_Job:_ Copy each line in which the string "быть" occurs.

>>>>>

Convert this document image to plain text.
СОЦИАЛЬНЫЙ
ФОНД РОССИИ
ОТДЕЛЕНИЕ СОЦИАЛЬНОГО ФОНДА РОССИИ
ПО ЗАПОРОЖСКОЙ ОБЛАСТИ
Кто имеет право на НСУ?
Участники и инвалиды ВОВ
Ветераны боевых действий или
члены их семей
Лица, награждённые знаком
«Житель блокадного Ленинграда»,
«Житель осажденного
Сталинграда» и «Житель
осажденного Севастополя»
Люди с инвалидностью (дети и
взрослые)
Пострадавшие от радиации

<<<<<
>>>>>

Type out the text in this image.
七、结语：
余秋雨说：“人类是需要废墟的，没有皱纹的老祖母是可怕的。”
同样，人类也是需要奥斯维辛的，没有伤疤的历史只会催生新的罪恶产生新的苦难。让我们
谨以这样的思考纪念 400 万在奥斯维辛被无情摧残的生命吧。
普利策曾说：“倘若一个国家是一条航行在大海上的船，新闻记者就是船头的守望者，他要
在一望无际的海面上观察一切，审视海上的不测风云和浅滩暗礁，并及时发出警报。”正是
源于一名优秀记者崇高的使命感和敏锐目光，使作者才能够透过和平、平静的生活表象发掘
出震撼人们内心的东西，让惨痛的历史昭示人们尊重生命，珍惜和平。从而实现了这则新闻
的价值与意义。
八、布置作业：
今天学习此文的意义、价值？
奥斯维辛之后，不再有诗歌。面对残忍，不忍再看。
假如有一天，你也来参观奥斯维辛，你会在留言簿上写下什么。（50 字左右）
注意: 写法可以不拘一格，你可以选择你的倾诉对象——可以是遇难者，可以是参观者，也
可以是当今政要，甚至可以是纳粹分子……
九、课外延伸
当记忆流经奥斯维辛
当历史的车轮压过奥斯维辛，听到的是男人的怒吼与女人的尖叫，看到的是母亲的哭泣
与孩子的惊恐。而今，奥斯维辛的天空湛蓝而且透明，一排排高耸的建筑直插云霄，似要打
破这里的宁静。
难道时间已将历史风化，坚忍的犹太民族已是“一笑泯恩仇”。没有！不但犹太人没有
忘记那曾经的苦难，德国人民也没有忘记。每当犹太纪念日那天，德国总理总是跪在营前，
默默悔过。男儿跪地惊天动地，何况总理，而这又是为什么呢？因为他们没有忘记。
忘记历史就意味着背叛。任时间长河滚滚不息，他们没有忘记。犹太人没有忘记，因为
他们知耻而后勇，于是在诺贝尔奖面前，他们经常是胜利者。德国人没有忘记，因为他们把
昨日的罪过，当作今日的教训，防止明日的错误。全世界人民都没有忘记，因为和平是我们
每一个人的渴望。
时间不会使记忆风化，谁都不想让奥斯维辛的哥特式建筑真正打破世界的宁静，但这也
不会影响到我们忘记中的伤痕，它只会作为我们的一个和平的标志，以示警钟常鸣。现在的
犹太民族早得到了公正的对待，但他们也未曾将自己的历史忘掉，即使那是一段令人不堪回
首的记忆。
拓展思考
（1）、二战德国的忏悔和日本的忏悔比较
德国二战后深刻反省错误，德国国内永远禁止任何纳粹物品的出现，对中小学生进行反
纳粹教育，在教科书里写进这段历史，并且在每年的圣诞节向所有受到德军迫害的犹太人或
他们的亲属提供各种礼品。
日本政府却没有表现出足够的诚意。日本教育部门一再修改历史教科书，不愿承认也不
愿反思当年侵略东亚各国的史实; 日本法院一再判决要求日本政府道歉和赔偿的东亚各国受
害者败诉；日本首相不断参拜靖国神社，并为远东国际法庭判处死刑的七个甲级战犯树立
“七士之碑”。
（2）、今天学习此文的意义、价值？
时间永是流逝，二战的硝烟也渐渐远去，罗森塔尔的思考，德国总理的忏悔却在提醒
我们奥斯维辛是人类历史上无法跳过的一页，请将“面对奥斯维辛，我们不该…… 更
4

<<<<<
>>>>>

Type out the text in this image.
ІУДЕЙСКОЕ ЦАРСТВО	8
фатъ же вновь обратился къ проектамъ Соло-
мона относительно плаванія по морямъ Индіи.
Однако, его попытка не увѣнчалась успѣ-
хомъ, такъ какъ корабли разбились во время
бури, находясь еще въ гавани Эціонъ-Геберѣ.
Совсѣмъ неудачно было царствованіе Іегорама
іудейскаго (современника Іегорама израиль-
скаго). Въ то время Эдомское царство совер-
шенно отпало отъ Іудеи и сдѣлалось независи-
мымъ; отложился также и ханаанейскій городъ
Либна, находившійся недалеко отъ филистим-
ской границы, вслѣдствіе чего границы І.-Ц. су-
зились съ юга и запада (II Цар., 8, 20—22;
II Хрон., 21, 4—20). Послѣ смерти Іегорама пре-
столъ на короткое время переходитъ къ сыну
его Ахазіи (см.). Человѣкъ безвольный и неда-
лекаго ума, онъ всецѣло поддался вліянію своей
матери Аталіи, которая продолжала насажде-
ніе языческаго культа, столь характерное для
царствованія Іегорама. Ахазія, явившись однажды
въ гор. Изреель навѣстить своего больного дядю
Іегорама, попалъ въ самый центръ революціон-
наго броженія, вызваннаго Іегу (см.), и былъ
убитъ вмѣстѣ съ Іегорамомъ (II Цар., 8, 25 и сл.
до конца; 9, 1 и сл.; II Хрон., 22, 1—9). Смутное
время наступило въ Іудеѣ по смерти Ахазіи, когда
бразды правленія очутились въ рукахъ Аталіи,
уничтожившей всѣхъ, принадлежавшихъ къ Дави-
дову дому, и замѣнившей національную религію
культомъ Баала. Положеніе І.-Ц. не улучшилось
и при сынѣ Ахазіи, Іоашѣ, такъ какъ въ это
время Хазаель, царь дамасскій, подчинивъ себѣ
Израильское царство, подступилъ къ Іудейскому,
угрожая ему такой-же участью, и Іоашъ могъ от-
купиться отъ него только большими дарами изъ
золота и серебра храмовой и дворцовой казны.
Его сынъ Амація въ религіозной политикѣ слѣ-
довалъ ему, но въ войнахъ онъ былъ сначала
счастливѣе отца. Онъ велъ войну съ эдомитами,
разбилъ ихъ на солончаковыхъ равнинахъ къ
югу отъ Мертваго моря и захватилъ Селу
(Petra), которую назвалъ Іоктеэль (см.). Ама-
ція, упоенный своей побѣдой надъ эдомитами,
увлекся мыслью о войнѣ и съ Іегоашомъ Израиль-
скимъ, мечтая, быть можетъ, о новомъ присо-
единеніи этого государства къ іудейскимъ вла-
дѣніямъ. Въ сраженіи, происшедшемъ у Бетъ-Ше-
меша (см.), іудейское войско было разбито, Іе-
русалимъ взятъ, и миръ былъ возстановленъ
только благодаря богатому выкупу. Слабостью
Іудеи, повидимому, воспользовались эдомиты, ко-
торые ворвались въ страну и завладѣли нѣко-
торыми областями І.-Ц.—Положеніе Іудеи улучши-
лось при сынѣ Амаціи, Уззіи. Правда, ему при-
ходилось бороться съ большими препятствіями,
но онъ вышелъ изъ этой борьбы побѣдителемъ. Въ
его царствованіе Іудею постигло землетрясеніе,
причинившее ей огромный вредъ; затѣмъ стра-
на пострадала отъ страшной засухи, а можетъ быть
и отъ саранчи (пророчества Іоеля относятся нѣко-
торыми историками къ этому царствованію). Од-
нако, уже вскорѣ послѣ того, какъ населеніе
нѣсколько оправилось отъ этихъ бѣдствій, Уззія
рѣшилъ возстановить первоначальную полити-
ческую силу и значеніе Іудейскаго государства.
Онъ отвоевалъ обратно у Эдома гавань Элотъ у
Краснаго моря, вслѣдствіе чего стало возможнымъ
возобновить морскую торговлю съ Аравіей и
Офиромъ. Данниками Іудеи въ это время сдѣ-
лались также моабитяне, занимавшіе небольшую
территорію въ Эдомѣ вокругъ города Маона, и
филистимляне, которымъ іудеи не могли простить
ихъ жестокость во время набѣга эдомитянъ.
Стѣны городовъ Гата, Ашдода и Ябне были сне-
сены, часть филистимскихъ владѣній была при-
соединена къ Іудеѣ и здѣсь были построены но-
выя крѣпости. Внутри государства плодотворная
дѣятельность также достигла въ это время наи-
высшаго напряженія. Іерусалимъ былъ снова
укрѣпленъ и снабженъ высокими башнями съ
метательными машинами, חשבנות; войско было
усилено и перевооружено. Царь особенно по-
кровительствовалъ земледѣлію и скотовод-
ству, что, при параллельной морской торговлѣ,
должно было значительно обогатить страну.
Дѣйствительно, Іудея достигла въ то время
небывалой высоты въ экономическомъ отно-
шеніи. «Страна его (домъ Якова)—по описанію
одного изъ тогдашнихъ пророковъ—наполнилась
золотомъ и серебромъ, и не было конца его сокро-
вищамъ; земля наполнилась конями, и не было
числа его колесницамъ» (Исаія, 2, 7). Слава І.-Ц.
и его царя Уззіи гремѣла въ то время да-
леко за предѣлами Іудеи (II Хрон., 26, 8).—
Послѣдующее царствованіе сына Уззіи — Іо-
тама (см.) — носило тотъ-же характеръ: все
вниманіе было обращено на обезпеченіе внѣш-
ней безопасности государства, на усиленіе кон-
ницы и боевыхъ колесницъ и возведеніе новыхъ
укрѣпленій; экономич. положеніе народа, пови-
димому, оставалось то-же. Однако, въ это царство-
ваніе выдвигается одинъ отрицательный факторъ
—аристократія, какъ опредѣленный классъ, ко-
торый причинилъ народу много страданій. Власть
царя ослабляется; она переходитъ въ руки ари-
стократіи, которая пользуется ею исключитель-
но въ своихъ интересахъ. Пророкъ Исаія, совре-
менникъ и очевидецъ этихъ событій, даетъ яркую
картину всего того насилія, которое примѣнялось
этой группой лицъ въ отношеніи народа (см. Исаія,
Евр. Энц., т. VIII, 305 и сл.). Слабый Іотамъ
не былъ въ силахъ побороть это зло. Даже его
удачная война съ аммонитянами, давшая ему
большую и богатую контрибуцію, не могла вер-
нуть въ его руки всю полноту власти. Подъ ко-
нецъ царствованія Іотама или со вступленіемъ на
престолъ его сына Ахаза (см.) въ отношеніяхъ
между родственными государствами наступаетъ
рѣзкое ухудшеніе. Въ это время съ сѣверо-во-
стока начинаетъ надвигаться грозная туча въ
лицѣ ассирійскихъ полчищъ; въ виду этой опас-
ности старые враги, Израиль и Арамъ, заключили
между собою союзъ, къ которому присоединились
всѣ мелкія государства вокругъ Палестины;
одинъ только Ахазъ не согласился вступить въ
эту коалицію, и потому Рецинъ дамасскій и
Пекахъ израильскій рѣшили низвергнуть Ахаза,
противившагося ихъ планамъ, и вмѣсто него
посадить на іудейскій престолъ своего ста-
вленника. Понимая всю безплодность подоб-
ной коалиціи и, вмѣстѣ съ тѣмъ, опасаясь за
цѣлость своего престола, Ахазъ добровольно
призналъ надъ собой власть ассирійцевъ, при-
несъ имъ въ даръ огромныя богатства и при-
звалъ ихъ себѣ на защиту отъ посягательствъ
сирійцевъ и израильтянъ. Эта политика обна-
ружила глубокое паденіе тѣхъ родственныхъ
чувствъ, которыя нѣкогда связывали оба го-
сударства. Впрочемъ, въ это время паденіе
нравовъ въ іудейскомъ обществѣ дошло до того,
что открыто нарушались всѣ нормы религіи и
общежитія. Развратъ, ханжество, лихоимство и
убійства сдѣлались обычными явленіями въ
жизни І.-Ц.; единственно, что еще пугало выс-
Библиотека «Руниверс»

<<<<<

_Complete output:_
скимъ, мечтая, быть можетъ, о новомъ присо-
на пострадала отъ страшной засухи, а можетъ быть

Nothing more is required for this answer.